● Source records:

◇ ◇ ◇ ◇ ◇

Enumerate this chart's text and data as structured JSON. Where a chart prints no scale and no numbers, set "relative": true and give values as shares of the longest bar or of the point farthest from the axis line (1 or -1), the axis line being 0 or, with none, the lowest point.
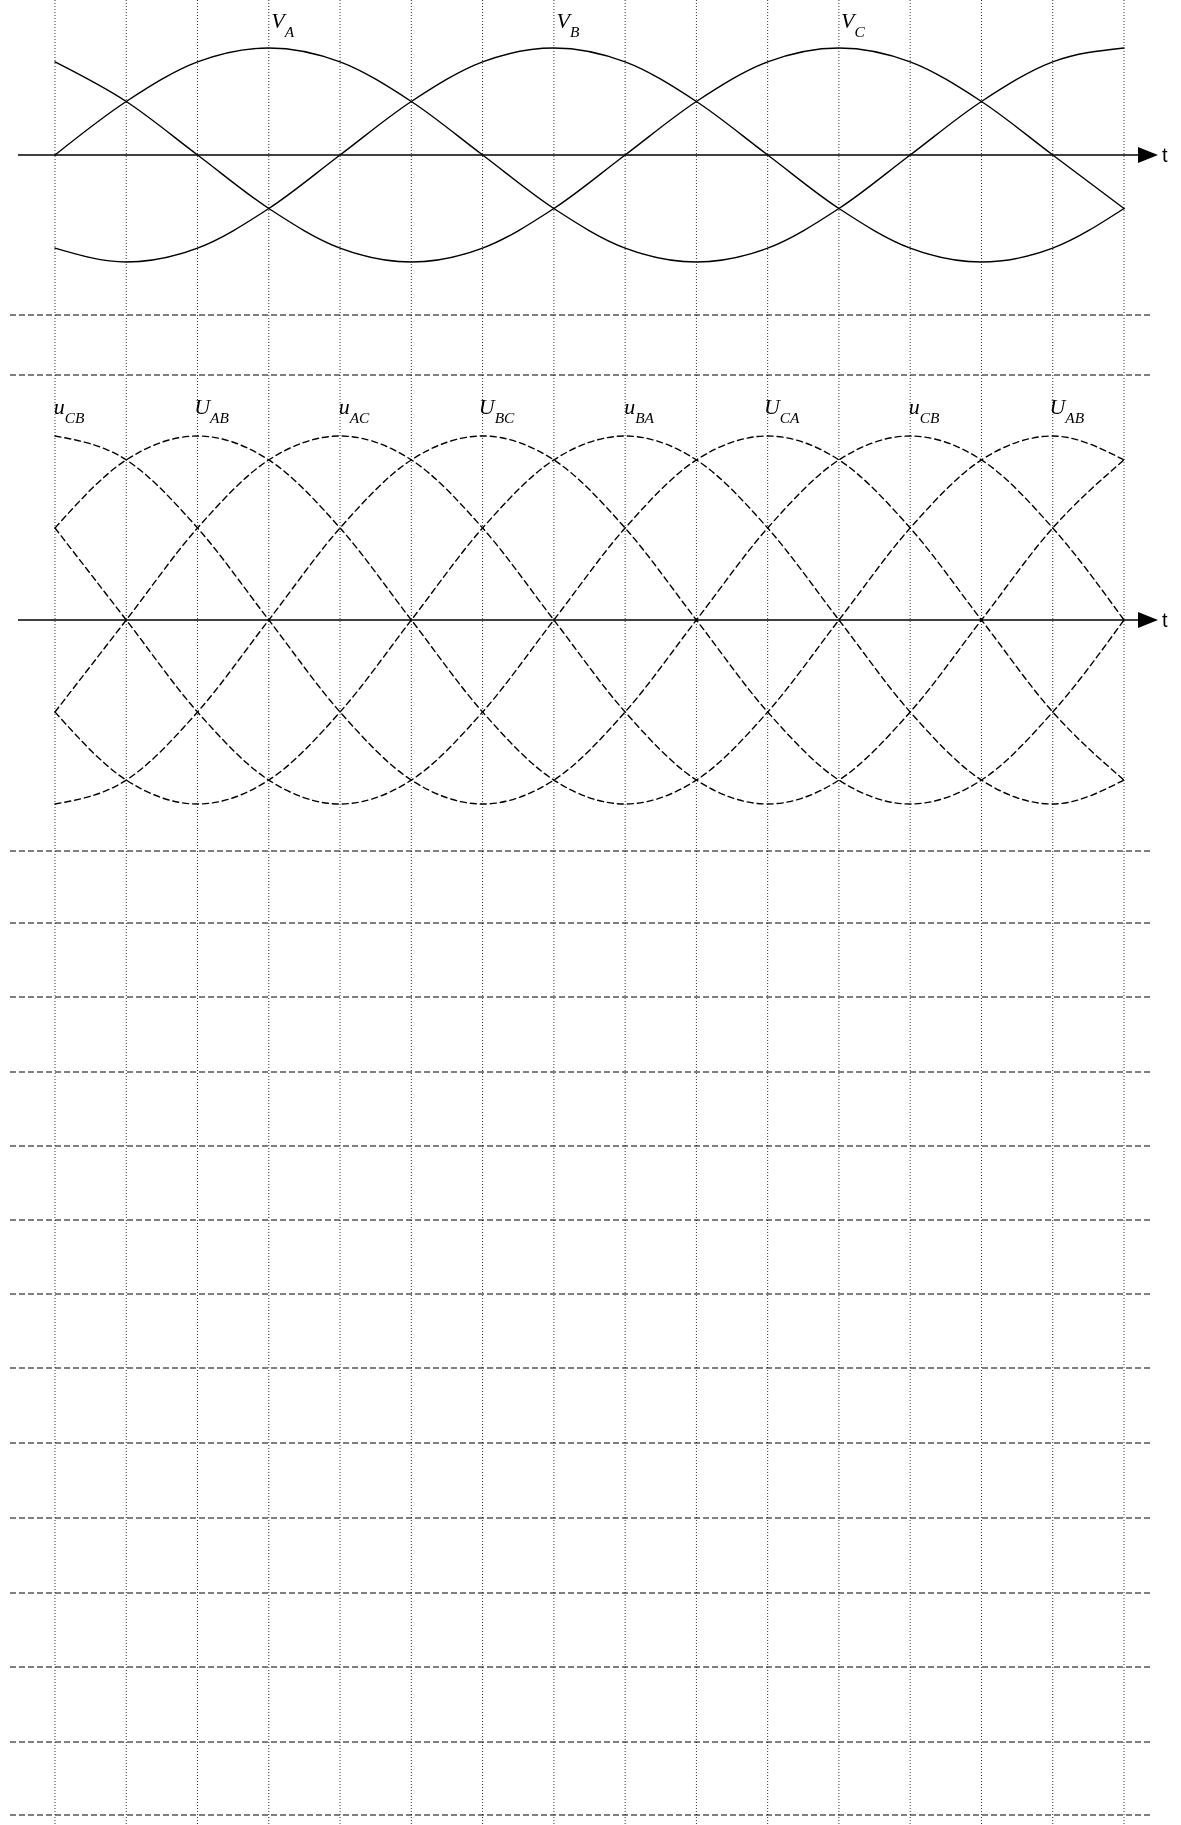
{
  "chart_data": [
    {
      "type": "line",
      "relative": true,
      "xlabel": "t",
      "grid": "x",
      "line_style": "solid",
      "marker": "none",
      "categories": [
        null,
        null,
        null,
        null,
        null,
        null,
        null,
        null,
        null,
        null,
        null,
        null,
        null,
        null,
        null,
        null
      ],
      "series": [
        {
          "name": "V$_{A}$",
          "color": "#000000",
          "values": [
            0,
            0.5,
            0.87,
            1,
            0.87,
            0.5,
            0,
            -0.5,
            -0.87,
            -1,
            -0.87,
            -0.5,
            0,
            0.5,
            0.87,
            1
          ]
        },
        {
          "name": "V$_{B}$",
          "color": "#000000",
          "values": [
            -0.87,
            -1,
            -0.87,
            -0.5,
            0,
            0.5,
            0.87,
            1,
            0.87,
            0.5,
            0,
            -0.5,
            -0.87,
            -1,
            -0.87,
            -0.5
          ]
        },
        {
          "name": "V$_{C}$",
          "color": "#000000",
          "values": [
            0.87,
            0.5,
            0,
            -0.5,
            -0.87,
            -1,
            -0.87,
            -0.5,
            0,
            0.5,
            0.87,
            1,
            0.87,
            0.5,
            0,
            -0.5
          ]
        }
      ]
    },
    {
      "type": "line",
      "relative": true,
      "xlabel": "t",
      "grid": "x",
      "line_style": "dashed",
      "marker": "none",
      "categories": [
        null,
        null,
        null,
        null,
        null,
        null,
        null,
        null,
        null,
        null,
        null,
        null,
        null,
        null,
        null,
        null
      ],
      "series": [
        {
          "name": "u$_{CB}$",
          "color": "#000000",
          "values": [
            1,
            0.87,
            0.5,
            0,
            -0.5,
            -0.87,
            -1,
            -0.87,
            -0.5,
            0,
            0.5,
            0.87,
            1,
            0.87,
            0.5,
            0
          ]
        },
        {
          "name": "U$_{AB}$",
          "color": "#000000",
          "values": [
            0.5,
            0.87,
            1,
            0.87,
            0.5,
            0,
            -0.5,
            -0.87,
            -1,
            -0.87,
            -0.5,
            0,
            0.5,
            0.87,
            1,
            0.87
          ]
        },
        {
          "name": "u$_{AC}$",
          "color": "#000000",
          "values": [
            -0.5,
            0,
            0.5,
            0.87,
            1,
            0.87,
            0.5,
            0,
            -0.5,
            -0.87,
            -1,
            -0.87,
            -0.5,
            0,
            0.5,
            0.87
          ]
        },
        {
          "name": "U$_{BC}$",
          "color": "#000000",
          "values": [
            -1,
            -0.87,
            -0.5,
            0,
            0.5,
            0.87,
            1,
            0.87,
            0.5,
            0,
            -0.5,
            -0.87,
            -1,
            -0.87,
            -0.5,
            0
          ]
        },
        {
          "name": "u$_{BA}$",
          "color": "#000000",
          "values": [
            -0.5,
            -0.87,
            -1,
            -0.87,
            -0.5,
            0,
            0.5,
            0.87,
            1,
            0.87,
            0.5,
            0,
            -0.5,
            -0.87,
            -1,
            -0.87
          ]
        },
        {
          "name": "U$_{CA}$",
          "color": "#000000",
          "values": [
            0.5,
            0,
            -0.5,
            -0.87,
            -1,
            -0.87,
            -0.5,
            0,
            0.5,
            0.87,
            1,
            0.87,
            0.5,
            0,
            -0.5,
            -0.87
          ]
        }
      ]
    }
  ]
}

◇ ◇ ◇ ◇ ◇

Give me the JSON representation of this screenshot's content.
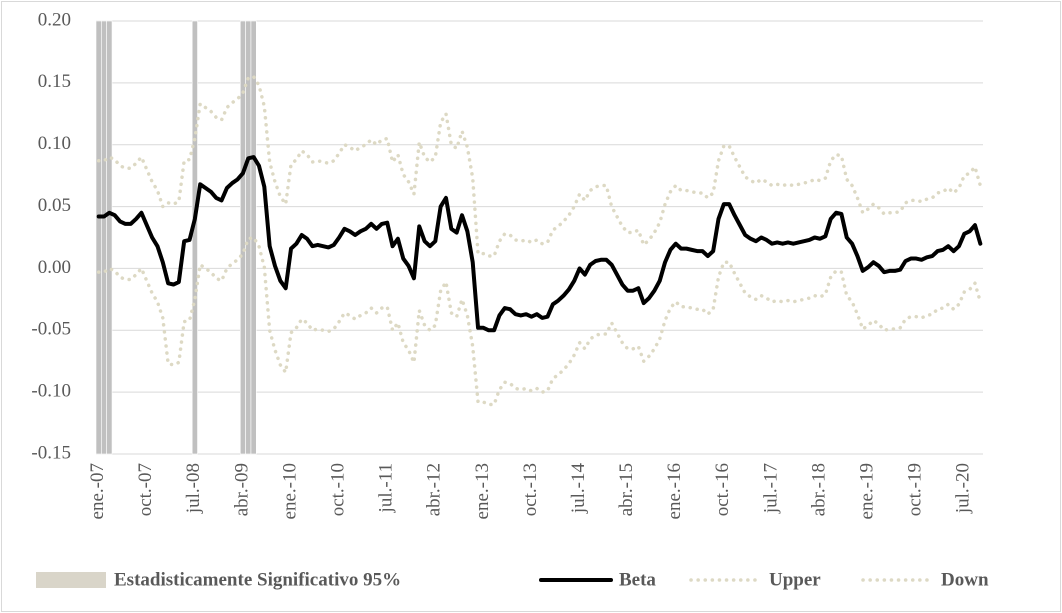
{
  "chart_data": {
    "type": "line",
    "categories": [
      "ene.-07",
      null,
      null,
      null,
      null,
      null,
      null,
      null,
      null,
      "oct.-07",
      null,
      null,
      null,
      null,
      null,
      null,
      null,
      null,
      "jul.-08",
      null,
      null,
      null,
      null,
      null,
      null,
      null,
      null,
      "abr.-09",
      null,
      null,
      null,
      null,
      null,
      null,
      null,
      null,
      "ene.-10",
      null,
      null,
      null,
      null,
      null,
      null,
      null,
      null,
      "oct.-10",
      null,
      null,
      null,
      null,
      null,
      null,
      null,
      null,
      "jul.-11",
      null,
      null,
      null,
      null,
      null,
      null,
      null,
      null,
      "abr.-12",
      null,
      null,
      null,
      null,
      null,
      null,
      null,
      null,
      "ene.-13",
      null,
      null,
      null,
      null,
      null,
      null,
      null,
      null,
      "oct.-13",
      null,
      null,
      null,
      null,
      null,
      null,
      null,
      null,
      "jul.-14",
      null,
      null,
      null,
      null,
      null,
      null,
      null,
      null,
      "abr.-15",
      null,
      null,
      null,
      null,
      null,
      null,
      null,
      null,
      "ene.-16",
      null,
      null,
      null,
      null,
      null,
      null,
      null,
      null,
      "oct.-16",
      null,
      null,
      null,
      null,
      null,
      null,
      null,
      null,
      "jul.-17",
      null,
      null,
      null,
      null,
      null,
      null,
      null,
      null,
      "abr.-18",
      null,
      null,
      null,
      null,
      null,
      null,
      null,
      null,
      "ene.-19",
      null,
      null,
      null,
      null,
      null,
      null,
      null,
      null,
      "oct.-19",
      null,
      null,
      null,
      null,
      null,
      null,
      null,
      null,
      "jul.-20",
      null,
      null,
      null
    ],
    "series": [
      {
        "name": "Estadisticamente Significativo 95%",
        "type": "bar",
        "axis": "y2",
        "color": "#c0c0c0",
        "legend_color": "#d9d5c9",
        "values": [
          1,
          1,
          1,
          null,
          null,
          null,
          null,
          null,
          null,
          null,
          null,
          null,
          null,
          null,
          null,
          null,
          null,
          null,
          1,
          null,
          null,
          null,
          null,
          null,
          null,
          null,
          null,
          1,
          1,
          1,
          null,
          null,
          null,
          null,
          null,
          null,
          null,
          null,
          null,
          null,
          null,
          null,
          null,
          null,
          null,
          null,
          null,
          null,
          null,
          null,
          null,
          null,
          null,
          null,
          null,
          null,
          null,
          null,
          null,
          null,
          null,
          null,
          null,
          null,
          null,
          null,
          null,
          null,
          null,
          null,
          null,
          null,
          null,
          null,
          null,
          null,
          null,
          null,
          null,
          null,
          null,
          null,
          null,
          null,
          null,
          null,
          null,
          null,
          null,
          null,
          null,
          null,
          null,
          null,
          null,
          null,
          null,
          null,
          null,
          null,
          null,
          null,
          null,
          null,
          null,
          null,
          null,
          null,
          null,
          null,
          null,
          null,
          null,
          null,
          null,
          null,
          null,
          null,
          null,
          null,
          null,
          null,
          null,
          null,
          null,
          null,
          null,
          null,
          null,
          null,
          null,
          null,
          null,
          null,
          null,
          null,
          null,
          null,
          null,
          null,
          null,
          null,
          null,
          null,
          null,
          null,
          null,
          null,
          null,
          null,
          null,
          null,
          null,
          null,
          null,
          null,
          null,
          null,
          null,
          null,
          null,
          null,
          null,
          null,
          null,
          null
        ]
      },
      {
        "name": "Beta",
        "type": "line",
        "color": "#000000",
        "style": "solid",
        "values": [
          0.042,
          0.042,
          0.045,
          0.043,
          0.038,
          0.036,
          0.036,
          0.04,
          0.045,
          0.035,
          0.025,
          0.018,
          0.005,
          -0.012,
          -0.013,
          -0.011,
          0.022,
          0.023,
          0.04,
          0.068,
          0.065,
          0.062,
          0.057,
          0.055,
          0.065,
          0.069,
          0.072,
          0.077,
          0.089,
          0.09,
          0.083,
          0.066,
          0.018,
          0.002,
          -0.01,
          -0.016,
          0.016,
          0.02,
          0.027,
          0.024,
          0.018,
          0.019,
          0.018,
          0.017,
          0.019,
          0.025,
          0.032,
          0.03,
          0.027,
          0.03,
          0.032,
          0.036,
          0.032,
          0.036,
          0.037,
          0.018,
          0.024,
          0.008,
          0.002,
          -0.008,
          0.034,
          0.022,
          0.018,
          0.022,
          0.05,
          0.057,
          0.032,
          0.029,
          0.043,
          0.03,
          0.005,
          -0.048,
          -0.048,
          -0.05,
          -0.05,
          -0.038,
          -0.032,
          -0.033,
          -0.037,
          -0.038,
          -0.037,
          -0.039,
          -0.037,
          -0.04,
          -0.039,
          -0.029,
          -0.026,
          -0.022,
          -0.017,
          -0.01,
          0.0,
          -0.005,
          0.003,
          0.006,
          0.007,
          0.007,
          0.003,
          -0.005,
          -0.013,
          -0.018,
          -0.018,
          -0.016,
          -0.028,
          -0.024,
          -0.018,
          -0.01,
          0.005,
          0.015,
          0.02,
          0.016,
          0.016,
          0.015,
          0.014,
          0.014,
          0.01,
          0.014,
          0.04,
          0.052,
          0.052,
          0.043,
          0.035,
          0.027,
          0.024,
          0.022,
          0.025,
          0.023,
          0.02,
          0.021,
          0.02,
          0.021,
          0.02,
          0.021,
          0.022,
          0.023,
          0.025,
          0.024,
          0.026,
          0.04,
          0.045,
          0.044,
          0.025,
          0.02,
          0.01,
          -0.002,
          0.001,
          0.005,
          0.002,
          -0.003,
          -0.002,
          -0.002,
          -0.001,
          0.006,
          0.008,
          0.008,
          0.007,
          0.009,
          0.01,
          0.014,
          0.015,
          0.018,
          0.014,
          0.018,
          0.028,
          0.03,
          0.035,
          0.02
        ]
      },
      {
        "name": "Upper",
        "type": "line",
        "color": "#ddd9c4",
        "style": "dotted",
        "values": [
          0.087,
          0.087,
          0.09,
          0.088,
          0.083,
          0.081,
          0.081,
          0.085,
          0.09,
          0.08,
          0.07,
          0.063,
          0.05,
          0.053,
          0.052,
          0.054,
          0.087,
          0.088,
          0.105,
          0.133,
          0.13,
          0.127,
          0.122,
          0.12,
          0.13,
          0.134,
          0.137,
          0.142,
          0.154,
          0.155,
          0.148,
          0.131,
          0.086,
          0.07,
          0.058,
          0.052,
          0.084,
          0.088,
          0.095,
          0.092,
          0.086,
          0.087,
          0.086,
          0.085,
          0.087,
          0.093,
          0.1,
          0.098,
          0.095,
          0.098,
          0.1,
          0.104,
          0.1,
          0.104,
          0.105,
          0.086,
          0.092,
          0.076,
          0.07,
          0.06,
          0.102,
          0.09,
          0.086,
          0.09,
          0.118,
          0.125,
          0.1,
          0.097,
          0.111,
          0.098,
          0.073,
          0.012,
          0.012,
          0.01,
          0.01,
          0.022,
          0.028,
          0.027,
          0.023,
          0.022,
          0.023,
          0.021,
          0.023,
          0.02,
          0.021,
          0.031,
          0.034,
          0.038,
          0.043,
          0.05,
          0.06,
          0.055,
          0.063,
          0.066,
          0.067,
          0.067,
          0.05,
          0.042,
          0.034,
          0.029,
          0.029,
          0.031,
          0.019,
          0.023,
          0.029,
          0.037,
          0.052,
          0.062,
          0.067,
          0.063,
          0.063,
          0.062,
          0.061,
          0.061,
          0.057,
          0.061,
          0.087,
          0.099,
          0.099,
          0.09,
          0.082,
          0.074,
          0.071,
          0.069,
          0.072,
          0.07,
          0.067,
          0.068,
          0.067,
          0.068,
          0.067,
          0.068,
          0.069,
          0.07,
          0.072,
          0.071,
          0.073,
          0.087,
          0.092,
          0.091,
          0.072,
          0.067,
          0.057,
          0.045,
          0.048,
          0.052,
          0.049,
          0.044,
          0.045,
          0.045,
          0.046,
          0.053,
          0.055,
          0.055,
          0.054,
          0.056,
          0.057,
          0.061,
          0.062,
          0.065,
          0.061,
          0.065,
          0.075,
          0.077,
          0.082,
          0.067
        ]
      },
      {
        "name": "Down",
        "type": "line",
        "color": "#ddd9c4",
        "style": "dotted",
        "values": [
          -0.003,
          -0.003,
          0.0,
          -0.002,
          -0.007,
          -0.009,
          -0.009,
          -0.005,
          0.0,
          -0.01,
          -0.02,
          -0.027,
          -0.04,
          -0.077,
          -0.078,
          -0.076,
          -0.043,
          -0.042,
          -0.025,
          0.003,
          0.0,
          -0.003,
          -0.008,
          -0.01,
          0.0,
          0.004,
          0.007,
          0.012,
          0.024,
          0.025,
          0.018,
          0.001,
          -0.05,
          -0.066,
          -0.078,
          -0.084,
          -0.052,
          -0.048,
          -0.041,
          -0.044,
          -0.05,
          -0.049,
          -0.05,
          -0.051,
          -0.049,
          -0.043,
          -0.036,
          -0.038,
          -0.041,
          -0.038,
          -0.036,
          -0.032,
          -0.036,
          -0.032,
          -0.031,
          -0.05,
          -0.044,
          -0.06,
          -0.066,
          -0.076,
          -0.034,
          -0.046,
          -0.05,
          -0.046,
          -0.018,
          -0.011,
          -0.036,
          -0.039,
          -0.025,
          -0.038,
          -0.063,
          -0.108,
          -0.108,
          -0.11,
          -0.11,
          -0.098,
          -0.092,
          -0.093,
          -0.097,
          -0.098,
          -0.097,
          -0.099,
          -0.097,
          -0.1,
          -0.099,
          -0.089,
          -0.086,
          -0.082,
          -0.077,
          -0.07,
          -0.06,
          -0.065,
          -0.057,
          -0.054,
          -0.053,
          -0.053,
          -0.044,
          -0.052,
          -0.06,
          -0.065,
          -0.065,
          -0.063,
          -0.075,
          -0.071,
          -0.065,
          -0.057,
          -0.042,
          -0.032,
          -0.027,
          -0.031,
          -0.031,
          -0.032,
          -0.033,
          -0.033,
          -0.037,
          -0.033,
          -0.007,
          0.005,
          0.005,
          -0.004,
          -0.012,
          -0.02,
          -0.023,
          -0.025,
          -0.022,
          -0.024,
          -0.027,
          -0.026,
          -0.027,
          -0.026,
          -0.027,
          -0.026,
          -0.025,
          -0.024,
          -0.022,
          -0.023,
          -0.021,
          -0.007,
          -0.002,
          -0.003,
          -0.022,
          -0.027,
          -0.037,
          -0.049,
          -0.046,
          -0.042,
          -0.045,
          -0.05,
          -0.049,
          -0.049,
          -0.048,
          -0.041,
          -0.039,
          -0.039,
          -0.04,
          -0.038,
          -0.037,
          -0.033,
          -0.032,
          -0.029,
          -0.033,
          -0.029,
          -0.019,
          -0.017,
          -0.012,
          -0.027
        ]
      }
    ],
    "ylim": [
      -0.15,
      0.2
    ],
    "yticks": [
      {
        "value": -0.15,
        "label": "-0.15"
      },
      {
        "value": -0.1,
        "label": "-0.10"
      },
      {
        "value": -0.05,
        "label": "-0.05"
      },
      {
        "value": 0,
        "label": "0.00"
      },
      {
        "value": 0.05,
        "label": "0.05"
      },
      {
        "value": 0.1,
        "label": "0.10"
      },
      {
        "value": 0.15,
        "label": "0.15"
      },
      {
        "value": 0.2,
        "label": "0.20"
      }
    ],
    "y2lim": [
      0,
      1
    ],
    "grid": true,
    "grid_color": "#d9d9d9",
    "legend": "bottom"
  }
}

◇ ◇ ◇ ◇ ◇

● Written problem:
Report how many lines of the data hold the string "JSON"; give only the number.

● Problem solution:
2